--- Start Exercise material ---

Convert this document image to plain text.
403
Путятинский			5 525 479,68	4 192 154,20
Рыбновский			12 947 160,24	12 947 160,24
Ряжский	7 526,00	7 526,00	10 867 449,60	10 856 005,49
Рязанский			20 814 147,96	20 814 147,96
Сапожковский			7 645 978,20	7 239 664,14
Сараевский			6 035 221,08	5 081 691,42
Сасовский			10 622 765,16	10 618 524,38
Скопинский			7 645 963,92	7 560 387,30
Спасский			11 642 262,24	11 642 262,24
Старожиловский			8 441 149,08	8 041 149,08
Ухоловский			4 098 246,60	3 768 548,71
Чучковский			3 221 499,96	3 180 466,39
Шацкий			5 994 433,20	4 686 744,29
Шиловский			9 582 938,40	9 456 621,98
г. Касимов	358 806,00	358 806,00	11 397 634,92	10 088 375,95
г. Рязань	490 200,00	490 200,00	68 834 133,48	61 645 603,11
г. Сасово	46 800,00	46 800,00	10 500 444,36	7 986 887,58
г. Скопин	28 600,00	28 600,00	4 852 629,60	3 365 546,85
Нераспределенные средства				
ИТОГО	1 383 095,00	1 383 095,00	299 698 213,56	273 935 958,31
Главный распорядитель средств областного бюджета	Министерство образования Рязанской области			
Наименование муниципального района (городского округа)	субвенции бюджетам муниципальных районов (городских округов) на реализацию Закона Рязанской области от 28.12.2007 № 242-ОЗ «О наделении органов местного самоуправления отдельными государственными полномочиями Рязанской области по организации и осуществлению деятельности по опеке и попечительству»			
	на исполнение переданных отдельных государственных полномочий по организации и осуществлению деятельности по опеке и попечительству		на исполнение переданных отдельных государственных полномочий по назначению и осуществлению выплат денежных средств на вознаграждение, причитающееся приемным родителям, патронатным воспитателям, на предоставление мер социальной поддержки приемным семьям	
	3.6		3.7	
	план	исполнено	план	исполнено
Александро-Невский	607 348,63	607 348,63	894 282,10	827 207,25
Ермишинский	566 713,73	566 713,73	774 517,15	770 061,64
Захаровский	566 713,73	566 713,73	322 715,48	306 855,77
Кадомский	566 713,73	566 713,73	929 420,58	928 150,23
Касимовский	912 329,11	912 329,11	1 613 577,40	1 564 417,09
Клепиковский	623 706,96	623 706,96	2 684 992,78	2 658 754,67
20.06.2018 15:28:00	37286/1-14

--- End Exercise material ---

= What is being asked =
Restate the whole listing exactly, leaving out nothing.

= Exercise solution =
Convert this document image to plain text.
403
Путятинский			5 525 479,68	4 192 154,20
Рыбновский			12 947 160,24	12 947 160,24
Ряжский	7 526,00	7 526,00	10 867 449,60	10 856 005,49
Рязанский			20 814 147,96	20 814 147,96
Сапожковский			7 645 978,20	7 239 664,14
Сараевский			6 035 221,08	5 081 691,42
Сасовский			10 622 765,16	10 618 524,38
Скопинский			7 645 963,92	7 560 387,30
Спасский			11 642 262,24	11 642 262,24
Старожиловский			8 441 149,08	8 041 149,08
Ухоловский			4 098 246,60	3 768 548,71
Чучковский			3 221 499,96	3 180 466,39
Шацкий			5 994 433,20	4 686 744,29
Шиловский			9 582 938,40	9 456 621,98
г. Касимов	358 806,00	358 806,00	11 397 634,92	10 088 375,95
г. Рязань	490 200,00	490 200,00	68 834 133,48	61 645 603,11
г. Сасово	46 800,00	46 800,00	10 500 444,36	7 986 887,58
г. Скопин	28 600,00	28 600,00	4 852 629,60	3 365 546,85
Нераспределенные средства				
ИТОГО	1 383 095,00	1 383 095,00	299 698 213,56	273 935 958,31
Главный распорядитель средств областного бюджета	Министерство образования Рязанской области			
Наименование муниципального района (городского округа)	субвенции бюджетам муниципальных районов (городских округов) на реализацию Закона Рязанской области от 28.12.2007 № 242-ОЗ «О наделении органов местного самоуправления отдельными государственными полномочиями Рязанской области по организации и осуществлению деятельности по опеке и попечительству»			
	на исполнение переданных отдельных государственных полномочий по организации и осуществлению деятельности по опеке и попечительству		на исполнение переданных отдельных государственных полномочий по назначению и осуществлению выплат денежных средств на вознаграждение, причитающееся приемным родителям, патронатным воспитателям, на предоставление мер социальной поддержки приемным семьям	
	3.6		3.7	
	план	исполнено	план	исполнено
Александро-Невский	607 348,63	607 348,63	894 282,10	827 207,25
Ермишинский	566 713,73	566 713,73	774 517,15	770 061,64
Захаровский	566 713,73	566 713,73	322 715,48	306 855,77
Кадомский	566 713,73	566 713,73	929 420,58	928 150,23
Касимовский	912 329,11	912 329,11	1 613 577,40	1 564 417,09
Клепиковский	623 706,96	623 706,96	2 684 992,78	2 658 754,67
20.06.2018 15:28:00	37286/1-14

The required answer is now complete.